─── Given text ───
The rigorous new demands of the digital economy are forcing enterprises to modernize outdated and increasingly brittle IT environments that were not originally intended to handle the always-on and data-fueled business demands of today.
While those modernization efforts eventually span all elements of the IT landscape, the area drawing the greatest amount of focus today for business leaders is getting their data capabilities up to speed. Regardless of what industry a company is in, or whether it has 500 or 150,000 employees, the success of every business over the next few years will hinge on its ability to become a data-driven enterprise that can gather, analyze, and act on data to:
- Gain deeper insights into its own products and services
- Identify new market opportunities ahead of competitors
- Engage more intimately and productively with customers
- Collaborate more effectively and rapidly with partners and suppliers
- Create new revenue flows from data-centric products and services
- Help rapidly evolving organizations dazzle customers and employees
But sitting in between that appealing aspiration and life-in-the-trenches reality lie some aging databases, servers, applications, middleware, and underlying architecture built for a business world in which stability and steadiness were the objectives, and frequent changes were the enemy.
─── Extracted entries ───
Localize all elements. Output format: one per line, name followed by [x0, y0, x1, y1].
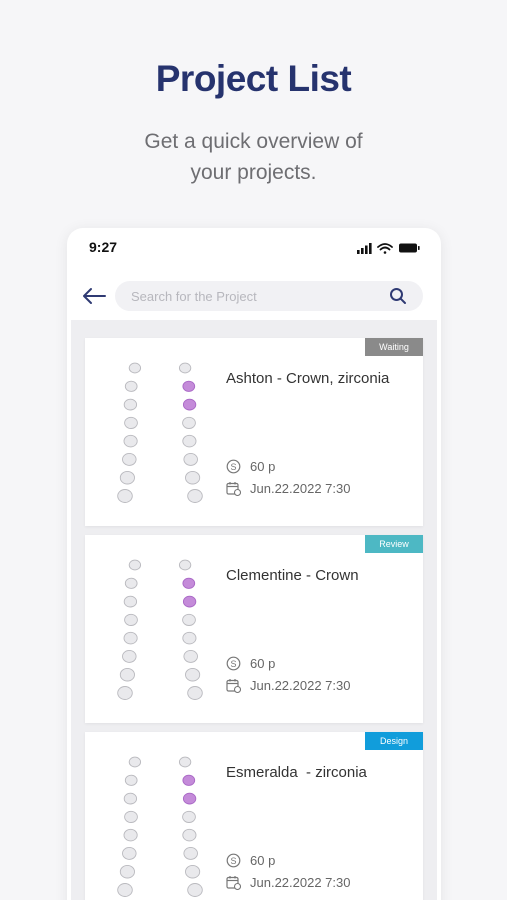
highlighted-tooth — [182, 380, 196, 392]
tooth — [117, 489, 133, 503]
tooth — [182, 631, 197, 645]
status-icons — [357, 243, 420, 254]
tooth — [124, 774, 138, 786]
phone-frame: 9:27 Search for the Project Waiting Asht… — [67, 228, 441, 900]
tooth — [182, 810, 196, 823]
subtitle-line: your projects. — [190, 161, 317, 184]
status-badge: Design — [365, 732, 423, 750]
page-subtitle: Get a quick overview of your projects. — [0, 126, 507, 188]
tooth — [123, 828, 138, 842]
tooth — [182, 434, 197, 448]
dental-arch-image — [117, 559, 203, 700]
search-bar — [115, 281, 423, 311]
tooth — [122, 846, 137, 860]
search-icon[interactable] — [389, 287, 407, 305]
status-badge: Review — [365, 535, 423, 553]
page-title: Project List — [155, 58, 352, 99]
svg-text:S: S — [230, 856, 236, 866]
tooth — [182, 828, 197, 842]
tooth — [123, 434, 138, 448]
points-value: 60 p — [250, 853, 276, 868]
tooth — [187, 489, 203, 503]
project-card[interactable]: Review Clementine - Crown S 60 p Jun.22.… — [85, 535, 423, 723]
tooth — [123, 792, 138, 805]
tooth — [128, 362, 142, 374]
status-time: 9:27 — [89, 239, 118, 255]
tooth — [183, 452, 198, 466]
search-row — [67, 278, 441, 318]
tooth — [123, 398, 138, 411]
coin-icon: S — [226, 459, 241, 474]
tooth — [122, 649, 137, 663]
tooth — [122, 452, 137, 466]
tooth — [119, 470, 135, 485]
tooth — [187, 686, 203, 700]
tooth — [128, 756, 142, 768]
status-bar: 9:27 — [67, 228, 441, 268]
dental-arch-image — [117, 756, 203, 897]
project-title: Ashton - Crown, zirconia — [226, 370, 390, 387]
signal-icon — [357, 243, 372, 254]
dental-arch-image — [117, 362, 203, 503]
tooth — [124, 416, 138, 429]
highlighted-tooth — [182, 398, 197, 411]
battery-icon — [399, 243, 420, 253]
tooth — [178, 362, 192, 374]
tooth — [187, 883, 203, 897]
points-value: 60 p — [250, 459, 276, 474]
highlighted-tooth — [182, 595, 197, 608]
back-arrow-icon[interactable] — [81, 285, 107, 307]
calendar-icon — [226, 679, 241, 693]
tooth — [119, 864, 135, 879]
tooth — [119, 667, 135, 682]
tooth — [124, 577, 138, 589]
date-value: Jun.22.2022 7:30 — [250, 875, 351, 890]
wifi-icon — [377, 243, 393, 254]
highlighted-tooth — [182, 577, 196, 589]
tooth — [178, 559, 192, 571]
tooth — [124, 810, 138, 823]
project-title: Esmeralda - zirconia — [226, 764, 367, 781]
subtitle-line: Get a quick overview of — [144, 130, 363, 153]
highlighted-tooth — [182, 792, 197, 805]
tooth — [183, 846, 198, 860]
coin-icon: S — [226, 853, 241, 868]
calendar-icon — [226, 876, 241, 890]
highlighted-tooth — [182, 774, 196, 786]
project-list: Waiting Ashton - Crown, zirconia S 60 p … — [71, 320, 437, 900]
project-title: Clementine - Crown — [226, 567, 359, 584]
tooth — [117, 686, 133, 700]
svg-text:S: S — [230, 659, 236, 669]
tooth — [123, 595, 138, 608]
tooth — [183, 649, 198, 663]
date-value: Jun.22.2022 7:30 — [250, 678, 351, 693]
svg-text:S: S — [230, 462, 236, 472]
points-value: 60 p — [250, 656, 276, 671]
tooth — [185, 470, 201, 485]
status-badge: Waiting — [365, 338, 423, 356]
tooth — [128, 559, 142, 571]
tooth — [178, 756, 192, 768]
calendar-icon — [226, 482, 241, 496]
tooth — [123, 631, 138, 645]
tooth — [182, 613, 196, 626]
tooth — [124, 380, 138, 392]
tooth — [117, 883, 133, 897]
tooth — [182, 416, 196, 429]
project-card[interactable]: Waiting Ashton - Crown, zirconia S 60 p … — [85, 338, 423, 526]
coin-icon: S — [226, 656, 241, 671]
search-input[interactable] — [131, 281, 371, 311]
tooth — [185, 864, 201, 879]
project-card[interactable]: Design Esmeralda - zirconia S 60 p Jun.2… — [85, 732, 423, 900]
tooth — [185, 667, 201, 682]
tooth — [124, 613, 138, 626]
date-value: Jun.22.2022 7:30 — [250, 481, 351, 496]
───
─── Extracted entries ───
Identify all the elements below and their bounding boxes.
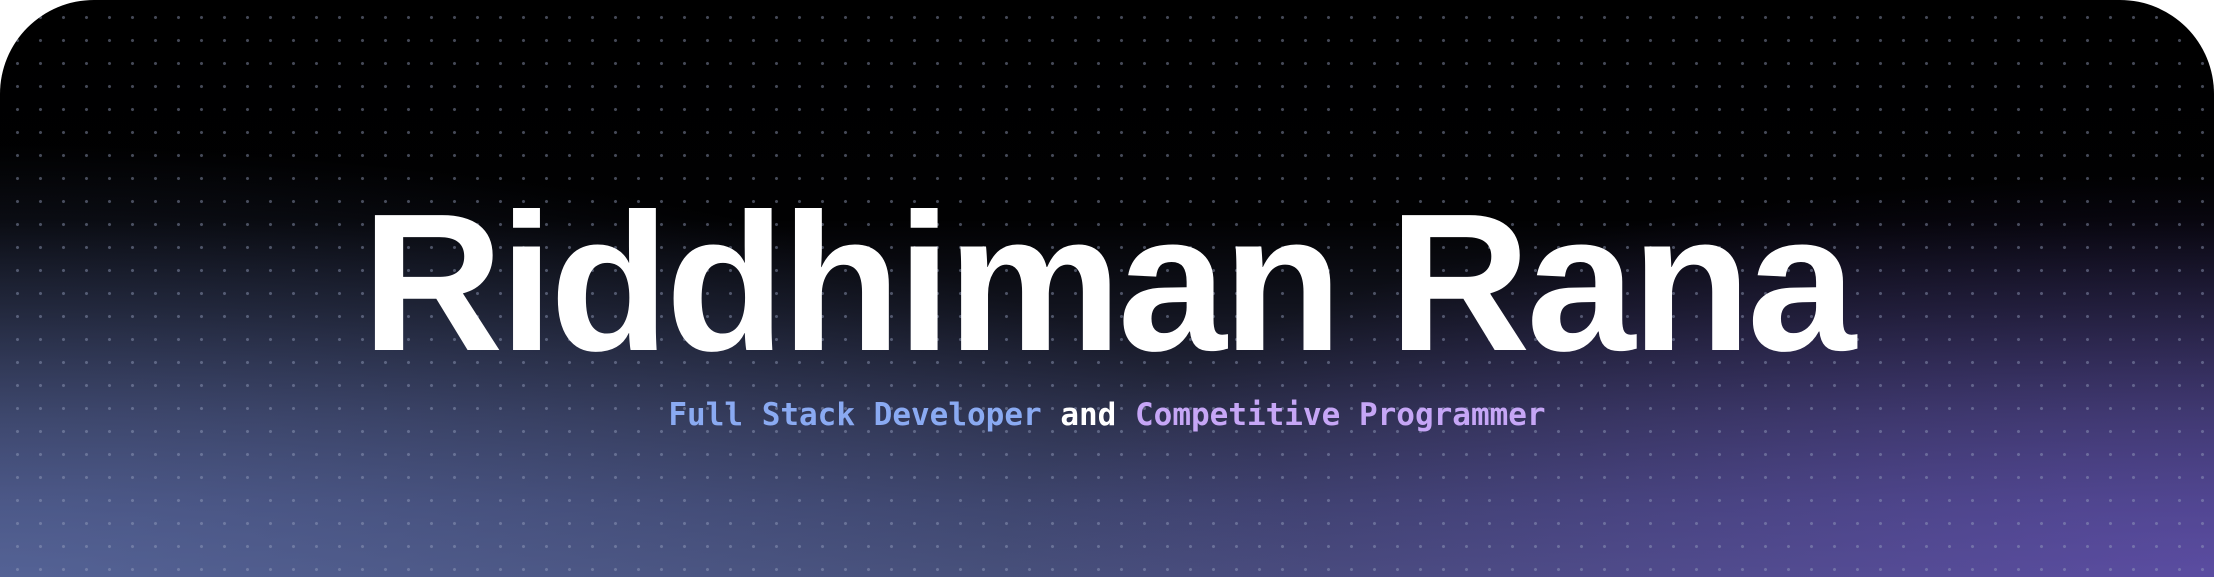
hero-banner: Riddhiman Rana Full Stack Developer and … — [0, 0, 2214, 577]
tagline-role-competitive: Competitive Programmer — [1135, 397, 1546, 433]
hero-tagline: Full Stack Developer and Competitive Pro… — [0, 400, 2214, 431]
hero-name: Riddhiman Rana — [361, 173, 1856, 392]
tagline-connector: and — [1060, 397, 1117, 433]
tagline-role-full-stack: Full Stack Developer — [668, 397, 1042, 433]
───
─── Extracted entries ───
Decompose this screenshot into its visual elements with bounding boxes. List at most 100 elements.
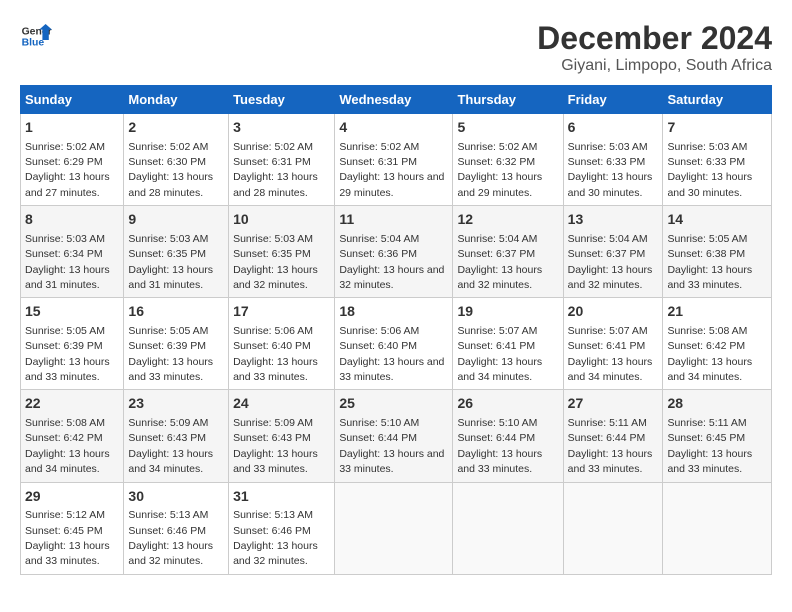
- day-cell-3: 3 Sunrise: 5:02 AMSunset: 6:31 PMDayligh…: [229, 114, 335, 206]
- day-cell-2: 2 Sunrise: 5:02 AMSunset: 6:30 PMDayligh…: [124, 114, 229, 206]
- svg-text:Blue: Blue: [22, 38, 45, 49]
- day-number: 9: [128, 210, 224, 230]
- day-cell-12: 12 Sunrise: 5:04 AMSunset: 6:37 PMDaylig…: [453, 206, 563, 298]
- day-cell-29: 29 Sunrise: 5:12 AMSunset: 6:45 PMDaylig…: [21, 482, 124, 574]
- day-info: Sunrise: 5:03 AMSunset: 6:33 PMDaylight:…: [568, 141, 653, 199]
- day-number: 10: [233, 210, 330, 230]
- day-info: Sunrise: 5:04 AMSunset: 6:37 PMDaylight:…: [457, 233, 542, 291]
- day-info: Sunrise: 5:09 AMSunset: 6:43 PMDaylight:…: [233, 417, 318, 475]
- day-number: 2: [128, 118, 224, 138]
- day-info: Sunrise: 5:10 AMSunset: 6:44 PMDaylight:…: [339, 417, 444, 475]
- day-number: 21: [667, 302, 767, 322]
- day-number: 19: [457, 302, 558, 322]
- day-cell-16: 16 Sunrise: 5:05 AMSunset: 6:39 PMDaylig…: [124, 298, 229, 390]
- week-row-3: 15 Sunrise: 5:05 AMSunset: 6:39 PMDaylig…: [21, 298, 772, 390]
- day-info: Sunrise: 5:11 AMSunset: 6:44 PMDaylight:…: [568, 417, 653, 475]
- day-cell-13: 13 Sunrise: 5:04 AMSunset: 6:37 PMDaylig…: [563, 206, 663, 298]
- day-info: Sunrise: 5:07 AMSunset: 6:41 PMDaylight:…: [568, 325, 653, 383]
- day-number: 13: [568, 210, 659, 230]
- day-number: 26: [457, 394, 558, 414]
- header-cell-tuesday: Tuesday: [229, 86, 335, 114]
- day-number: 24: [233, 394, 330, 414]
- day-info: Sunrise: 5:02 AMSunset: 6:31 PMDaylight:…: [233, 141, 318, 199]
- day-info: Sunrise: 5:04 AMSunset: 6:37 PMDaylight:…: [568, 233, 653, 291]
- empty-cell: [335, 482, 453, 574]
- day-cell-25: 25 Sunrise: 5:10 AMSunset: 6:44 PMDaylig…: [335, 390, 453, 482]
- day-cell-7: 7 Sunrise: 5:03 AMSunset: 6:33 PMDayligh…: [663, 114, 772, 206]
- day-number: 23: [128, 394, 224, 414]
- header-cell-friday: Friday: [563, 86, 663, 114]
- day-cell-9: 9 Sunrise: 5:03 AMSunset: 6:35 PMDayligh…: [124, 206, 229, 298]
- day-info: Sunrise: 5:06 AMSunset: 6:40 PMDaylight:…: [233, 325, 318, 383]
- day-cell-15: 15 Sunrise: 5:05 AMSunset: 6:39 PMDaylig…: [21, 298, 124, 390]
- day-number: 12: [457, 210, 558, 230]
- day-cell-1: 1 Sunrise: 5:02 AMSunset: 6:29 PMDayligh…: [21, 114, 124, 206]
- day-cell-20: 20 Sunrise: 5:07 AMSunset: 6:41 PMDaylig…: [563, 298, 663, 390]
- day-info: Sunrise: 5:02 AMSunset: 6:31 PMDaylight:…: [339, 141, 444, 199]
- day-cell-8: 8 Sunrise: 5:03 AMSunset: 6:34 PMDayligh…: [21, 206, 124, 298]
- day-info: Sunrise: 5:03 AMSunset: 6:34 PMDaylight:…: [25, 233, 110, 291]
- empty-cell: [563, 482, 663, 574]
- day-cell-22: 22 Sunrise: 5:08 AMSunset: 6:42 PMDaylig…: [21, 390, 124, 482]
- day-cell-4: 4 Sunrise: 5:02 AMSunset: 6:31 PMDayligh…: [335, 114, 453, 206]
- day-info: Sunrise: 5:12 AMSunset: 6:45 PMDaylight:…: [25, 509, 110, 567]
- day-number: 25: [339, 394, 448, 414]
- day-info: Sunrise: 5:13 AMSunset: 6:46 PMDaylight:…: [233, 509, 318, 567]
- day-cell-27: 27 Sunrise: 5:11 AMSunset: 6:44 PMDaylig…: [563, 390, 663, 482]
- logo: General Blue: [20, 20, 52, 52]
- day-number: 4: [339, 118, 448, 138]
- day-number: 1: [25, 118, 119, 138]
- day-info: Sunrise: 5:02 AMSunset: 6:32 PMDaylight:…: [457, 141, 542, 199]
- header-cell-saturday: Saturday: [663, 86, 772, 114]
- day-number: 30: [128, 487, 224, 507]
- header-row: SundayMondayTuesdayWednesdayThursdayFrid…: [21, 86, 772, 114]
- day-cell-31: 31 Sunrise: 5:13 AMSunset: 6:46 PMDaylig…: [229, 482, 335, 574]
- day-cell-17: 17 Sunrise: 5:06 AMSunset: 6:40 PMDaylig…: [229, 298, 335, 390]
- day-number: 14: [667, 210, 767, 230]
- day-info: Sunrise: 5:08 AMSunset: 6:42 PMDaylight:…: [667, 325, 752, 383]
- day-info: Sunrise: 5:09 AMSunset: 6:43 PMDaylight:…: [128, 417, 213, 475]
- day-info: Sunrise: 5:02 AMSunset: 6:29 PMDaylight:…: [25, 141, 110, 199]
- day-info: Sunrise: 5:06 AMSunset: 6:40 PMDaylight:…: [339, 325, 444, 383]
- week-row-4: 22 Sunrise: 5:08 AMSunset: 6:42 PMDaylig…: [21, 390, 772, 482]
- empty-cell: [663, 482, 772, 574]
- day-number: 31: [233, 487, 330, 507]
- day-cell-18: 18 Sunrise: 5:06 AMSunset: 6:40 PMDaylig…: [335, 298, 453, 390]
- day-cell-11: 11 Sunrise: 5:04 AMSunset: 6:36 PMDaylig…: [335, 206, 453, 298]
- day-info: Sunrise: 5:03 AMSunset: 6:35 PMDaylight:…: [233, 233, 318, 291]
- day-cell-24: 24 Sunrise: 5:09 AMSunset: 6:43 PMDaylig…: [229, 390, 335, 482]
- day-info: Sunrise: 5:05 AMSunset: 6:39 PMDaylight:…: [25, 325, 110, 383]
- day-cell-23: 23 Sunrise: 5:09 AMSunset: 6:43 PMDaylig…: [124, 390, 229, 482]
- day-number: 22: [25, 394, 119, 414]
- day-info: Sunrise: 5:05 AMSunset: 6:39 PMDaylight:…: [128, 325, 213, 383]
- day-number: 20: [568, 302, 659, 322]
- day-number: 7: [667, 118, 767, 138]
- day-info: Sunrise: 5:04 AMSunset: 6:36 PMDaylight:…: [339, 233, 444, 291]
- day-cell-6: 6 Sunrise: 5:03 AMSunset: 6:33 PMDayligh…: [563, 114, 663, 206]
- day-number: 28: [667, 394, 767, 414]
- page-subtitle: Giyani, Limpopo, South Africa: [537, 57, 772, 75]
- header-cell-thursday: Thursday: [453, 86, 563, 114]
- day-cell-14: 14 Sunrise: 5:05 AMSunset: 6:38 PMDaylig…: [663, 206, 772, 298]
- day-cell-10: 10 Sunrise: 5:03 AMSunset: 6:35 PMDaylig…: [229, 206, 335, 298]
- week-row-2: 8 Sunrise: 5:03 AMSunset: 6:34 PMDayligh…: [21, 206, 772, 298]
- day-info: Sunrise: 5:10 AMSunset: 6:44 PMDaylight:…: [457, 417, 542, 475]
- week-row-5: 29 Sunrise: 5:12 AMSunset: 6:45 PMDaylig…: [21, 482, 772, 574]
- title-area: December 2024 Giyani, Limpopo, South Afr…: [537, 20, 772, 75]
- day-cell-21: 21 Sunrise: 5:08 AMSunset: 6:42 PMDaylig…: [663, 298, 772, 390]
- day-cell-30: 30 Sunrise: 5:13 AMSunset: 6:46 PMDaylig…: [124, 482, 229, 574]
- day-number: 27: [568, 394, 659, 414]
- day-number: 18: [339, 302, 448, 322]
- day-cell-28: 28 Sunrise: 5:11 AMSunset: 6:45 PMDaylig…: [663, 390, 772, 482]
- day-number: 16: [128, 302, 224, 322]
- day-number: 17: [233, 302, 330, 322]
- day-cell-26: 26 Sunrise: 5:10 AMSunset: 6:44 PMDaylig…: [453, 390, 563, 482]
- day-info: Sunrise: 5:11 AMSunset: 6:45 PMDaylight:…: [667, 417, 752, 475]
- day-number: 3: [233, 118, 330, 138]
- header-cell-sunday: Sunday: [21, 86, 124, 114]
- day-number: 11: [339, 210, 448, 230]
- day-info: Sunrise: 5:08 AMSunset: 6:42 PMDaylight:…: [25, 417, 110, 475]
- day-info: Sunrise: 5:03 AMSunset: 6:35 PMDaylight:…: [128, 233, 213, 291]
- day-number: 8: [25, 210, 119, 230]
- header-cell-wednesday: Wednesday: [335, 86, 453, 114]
───
**Aim A:** Reproduce word for word a part of the IT modernization passage: begin at the words "The rigorous new" and stop after "demands of today.".
**Aim B:**
Answer these from the IT modernization passage:
(i) What two company sizes, by number of employees, does it mention?
(ii) In the business world the older systems were built for, what was the enemy?
(iii) What were the outdated IT environments not originally intended to handle?

**Correct answer A:**
The rigorous new demands of the digital economy are forcing enterprises to modernize outdated and increasingly brittle IT environments that were not originally intended to handle the always-on and data-fueled business demands of today.

**Correct answer B:**
(i) 500 or 150,000 employees.
(ii) Frequent changes.
(iii) The always-on and data-fueled business demands of today.